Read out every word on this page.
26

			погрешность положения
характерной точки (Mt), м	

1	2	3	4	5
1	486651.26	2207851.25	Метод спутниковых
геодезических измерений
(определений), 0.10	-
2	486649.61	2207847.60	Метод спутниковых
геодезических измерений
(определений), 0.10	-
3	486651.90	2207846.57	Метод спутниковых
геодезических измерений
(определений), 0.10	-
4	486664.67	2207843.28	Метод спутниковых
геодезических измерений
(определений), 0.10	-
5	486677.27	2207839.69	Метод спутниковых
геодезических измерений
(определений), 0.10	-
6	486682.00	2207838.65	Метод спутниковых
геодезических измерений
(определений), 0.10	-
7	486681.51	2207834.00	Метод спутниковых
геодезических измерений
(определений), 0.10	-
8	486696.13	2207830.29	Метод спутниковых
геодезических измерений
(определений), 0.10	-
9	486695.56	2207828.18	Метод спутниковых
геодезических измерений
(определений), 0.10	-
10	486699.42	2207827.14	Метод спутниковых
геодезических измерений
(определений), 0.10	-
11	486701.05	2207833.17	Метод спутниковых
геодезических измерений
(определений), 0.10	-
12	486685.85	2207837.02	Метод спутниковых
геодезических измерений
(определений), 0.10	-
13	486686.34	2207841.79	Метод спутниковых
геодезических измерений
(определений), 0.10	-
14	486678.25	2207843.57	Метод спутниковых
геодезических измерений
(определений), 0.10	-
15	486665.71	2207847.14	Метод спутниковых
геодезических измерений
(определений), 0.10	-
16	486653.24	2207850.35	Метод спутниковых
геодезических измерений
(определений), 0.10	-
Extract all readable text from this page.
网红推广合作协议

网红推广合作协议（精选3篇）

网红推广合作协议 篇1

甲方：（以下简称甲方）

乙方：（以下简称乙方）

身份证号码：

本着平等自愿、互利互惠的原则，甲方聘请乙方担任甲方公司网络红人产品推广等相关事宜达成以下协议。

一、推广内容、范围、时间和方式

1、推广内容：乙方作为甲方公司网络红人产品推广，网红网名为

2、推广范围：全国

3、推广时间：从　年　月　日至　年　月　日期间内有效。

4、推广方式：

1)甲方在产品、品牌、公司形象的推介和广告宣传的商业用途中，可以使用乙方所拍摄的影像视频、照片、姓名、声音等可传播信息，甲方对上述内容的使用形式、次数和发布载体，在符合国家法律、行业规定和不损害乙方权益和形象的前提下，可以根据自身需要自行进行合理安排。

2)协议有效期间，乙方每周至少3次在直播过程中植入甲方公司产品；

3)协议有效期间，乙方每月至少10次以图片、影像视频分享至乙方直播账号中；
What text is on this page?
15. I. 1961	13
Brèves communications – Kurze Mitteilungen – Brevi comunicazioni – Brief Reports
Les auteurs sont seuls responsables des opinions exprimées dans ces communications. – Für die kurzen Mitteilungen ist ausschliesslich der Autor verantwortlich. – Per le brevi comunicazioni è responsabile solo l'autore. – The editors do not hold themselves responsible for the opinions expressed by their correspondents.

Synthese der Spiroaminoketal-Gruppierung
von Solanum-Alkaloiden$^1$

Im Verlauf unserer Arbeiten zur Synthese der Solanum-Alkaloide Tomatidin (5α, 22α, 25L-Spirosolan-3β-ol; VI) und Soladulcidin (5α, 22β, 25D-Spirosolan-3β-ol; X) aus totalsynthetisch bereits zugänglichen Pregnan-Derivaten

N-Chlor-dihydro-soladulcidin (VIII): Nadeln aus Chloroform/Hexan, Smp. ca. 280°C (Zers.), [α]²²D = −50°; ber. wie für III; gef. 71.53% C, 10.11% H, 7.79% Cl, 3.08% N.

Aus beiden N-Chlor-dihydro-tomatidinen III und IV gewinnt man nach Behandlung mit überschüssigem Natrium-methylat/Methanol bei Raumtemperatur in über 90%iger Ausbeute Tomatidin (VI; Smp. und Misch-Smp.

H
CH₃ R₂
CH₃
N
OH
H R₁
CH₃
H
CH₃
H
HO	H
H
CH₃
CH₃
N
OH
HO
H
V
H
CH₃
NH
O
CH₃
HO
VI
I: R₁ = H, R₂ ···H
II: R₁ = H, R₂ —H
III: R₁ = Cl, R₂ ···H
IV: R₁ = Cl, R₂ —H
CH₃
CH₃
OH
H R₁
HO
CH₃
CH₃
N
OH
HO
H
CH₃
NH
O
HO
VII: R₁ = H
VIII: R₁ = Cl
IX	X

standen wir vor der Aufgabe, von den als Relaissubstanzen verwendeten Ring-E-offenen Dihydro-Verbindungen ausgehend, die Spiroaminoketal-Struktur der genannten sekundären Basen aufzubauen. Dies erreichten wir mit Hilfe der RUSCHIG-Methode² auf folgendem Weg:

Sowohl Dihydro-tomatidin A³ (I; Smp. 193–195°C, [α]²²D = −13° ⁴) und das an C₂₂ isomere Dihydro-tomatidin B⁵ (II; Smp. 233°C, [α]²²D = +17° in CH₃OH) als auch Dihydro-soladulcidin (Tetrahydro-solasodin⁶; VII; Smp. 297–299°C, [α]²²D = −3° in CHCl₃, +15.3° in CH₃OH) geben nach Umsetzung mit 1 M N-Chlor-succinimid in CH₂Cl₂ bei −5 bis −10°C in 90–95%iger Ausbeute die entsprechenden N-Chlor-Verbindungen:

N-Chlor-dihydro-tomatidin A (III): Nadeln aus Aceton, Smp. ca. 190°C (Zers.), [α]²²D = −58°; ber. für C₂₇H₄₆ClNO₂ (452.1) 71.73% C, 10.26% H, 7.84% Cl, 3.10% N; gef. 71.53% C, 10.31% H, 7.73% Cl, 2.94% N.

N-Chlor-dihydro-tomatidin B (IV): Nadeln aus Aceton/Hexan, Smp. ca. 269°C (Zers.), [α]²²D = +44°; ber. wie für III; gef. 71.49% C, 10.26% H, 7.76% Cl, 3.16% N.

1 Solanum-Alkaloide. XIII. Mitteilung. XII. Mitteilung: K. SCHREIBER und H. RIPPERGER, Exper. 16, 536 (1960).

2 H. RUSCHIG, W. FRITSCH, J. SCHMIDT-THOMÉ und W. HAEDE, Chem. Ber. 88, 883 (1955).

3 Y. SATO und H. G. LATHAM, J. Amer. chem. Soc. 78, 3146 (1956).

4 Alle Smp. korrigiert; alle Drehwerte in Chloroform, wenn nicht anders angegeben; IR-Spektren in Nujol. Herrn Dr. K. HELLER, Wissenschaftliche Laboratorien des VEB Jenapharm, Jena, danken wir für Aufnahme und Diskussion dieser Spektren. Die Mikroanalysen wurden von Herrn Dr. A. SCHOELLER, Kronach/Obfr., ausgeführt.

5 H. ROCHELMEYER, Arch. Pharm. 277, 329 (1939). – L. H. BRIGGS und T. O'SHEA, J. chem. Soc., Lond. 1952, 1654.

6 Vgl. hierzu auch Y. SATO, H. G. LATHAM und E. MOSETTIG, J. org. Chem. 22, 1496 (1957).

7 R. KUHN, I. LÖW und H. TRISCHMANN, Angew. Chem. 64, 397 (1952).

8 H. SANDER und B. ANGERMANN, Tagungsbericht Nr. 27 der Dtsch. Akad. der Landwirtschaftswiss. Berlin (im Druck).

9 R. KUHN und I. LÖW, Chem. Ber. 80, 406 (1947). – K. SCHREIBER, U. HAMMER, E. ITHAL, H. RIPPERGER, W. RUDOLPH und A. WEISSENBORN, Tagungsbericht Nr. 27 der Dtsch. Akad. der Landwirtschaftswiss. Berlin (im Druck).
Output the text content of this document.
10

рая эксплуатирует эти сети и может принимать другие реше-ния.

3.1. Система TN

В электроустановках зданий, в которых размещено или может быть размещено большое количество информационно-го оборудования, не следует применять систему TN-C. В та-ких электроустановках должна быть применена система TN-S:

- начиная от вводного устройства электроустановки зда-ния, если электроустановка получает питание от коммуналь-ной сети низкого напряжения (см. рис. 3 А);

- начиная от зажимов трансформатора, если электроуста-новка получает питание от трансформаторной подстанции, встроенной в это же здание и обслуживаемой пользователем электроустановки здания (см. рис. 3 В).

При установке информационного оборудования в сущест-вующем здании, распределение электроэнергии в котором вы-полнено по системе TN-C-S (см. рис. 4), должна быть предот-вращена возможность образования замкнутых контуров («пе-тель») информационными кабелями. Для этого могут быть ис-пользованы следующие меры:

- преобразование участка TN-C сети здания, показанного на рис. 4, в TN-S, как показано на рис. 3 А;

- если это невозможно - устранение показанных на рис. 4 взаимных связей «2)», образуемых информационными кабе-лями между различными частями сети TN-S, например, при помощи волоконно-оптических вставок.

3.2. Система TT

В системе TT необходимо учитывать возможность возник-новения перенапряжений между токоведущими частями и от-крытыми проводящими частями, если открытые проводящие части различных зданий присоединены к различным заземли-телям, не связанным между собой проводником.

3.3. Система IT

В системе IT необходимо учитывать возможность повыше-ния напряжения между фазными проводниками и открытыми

* * * * *

**WHAT IS ASKED**
Going through the data, tally the lines containing "Verbindungen" and report only the result.

**SOLUTION BELOW**
2